[Stored data entries]
+---+

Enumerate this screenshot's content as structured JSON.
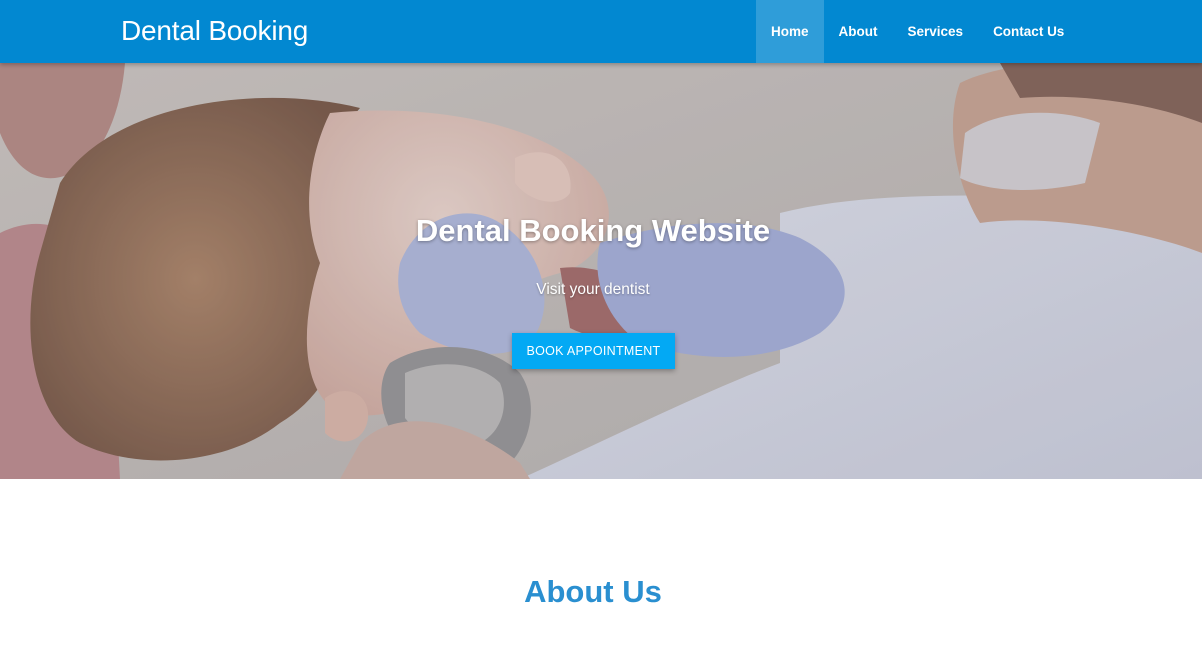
{
  "navbar": {
    "brand": "Dental Booking",
    "items": [
      {
        "label": "Home",
        "active": true
      },
      {
        "label": "About",
        "active": false
      },
      {
        "label": "Services",
        "active": false
      },
      {
        "label": "Contact Us",
        "active": false
      }
    ]
  },
  "hero": {
    "title": "Dental Booking Website",
    "subtitle": "Visit your dentist",
    "button_label": "BOOK APPOINTMENT"
  },
  "about": {
    "title": "About Us"
  },
  "colors": {
    "navbar": "#0288d1",
    "button": "#03a9f4",
    "heading": "#2a8fd0"
  }
}
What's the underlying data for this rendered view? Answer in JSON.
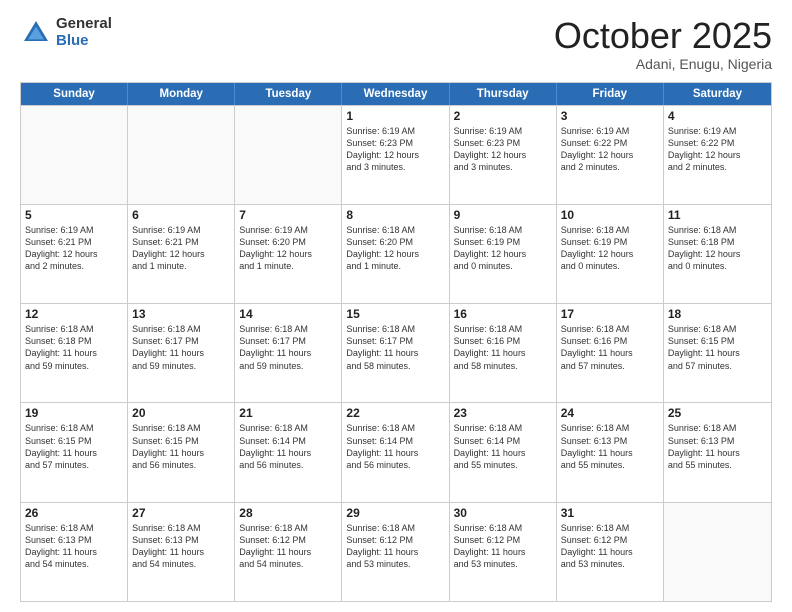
{
  "logo": {
    "general": "General",
    "blue": "Blue"
  },
  "header": {
    "month": "October 2025",
    "location": "Adani, Enugu, Nigeria"
  },
  "weekdays": [
    "Sunday",
    "Monday",
    "Tuesday",
    "Wednesday",
    "Thursday",
    "Friday",
    "Saturday"
  ],
  "weeks": [
    [
      {
        "day": "",
        "empty": true
      },
      {
        "day": "",
        "empty": true
      },
      {
        "day": "",
        "empty": true
      },
      {
        "day": "1",
        "line1": "Sunrise: 6:19 AM",
        "line2": "Sunset: 6:23 PM",
        "line3": "Daylight: 12 hours",
        "line4": "and 3 minutes."
      },
      {
        "day": "2",
        "line1": "Sunrise: 6:19 AM",
        "line2": "Sunset: 6:23 PM",
        "line3": "Daylight: 12 hours",
        "line4": "and 3 minutes."
      },
      {
        "day": "3",
        "line1": "Sunrise: 6:19 AM",
        "line2": "Sunset: 6:22 PM",
        "line3": "Daylight: 12 hours",
        "line4": "and 2 minutes."
      },
      {
        "day": "4",
        "line1": "Sunrise: 6:19 AM",
        "line2": "Sunset: 6:22 PM",
        "line3": "Daylight: 12 hours",
        "line4": "and 2 minutes."
      }
    ],
    [
      {
        "day": "5",
        "line1": "Sunrise: 6:19 AM",
        "line2": "Sunset: 6:21 PM",
        "line3": "Daylight: 12 hours",
        "line4": "and 2 minutes."
      },
      {
        "day": "6",
        "line1": "Sunrise: 6:19 AM",
        "line2": "Sunset: 6:21 PM",
        "line3": "Daylight: 12 hours",
        "line4": "and 1 minute."
      },
      {
        "day": "7",
        "line1": "Sunrise: 6:19 AM",
        "line2": "Sunset: 6:20 PM",
        "line3": "Daylight: 12 hours",
        "line4": "and 1 minute."
      },
      {
        "day": "8",
        "line1": "Sunrise: 6:18 AM",
        "line2": "Sunset: 6:20 PM",
        "line3": "Daylight: 12 hours",
        "line4": "and 1 minute."
      },
      {
        "day": "9",
        "line1": "Sunrise: 6:18 AM",
        "line2": "Sunset: 6:19 PM",
        "line3": "Daylight: 12 hours",
        "line4": "and 0 minutes."
      },
      {
        "day": "10",
        "line1": "Sunrise: 6:18 AM",
        "line2": "Sunset: 6:19 PM",
        "line3": "Daylight: 12 hours",
        "line4": "and 0 minutes."
      },
      {
        "day": "11",
        "line1": "Sunrise: 6:18 AM",
        "line2": "Sunset: 6:18 PM",
        "line3": "Daylight: 12 hours",
        "line4": "and 0 minutes."
      }
    ],
    [
      {
        "day": "12",
        "line1": "Sunrise: 6:18 AM",
        "line2": "Sunset: 6:18 PM",
        "line3": "Daylight: 11 hours",
        "line4": "and 59 minutes."
      },
      {
        "day": "13",
        "line1": "Sunrise: 6:18 AM",
        "line2": "Sunset: 6:17 PM",
        "line3": "Daylight: 11 hours",
        "line4": "and 59 minutes."
      },
      {
        "day": "14",
        "line1": "Sunrise: 6:18 AM",
        "line2": "Sunset: 6:17 PM",
        "line3": "Daylight: 11 hours",
        "line4": "and 59 minutes."
      },
      {
        "day": "15",
        "line1": "Sunrise: 6:18 AM",
        "line2": "Sunset: 6:17 PM",
        "line3": "Daylight: 11 hours",
        "line4": "and 58 minutes."
      },
      {
        "day": "16",
        "line1": "Sunrise: 6:18 AM",
        "line2": "Sunset: 6:16 PM",
        "line3": "Daylight: 11 hours",
        "line4": "and 58 minutes."
      },
      {
        "day": "17",
        "line1": "Sunrise: 6:18 AM",
        "line2": "Sunset: 6:16 PM",
        "line3": "Daylight: 11 hours",
        "line4": "and 57 minutes."
      },
      {
        "day": "18",
        "line1": "Sunrise: 6:18 AM",
        "line2": "Sunset: 6:15 PM",
        "line3": "Daylight: 11 hours",
        "line4": "and 57 minutes."
      }
    ],
    [
      {
        "day": "19",
        "line1": "Sunrise: 6:18 AM",
        "line2": "Sunset: 6:15 PM",
        "line3": "Daylight: 11 hours",
        "line4": "and 57 minutes."
      },
      {
        "day": "20",
        "line1": "Sunrise: 6:18 AM",
        "line2": "Sunset: 6:15 PM",
        "line3": "Daylight: 11 hours",
        "line4": "and 56 minutes."
      },
      {
        "day": "21",
        "line1": "Sunrise: 6:18 AM",
        "line2": "Sunset: 6:14 PM",
        "line3": "Daylight: 11 hours",
        "line4": "and 56 minutes."
      },
      {
        "day": "22",
        "line1": "Sunrise: 6:18 AM",
        "line2": "Sunset: 6:14 PM",
        "line3": "Daylight: 11 hours",
        "line4": "and 56 minutes."
      },
      {
        "day": "23",
        "line1": "Sunrise: 6:18 AM",
        "line2": "Sunset: 6:14 PM",
        "line3": "Daylight: 11 hours",
        "line4": "and 55 minutes."
      },
      {
        "day": "24",
        "line1": "Sunrise: 6:18 AM",
        "line2": "Sunset: 6:13 PM",
        "line3": "Daylight: 11 hours",
        "line4": "and 55 minutes."
      },
      {
        "day": "25",
        "line1": "Sunrise: 6:18 AM",
        "line2": "Sunset: 6:13 PM",
        "line3": "Daylight: 11 hours",
        "line4": "and 55 minutes."
      }
    ],
    [
      {
        "day": "26",
        "line1": "Sunrise: 6:18 AM",
        "line2": "Sunset: 6:13 PM",
        "line3": "Daylight: 11 hours",
        "line4": "and 54 minutes."
      },
      {
        "day": "27",
        "line1": "Sunrise: 6:18 AM",
        "line2": "Sunset: 6:13 PM",
        "line3": "Daylight: 11 hours",
        "line4": "and 54 minutes."
      },
      {
        "day": "28",
        "line1": "Sunrise: 6:18 AM",
        "line2": "Sunset: 6:12 PM",
        "line3": "Daylight: 11 hours",
        "line4": "and 54 minutes."
      },
      {
        "day": "29",
        "line1": "Sunrise: 6:18 AM",
        "line2": "Sunset: 6:12 PM",
        "line3": "Daylight: 11 hours",
        "line4": "and 53 minutes."
      },
      {
        "day": "30",
        "line1": "Sunrise: 6:18 AM",
        "line2": "Sunset: 6:12 PM",
        "line3": "Daylight: 11 hours",
        "line4": "and 53 minutes."
      },
      {
        "day": "31",
        "line1": "Sunrise: 6:18 AM",
        "line2": "Sunset: 6:12 PM",
        "line3": "Daylight: 11 hours",
        "line4": "and 53 minutes."
      },
      {
        "day": "",
        "empty": true
      }
    ]
  ]
}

+---+

Copy all lines from the material that contain "Dental".

> [FINAL RESULT]
    "brand": "Dental Booking",
    "title": "Dental Booking Website",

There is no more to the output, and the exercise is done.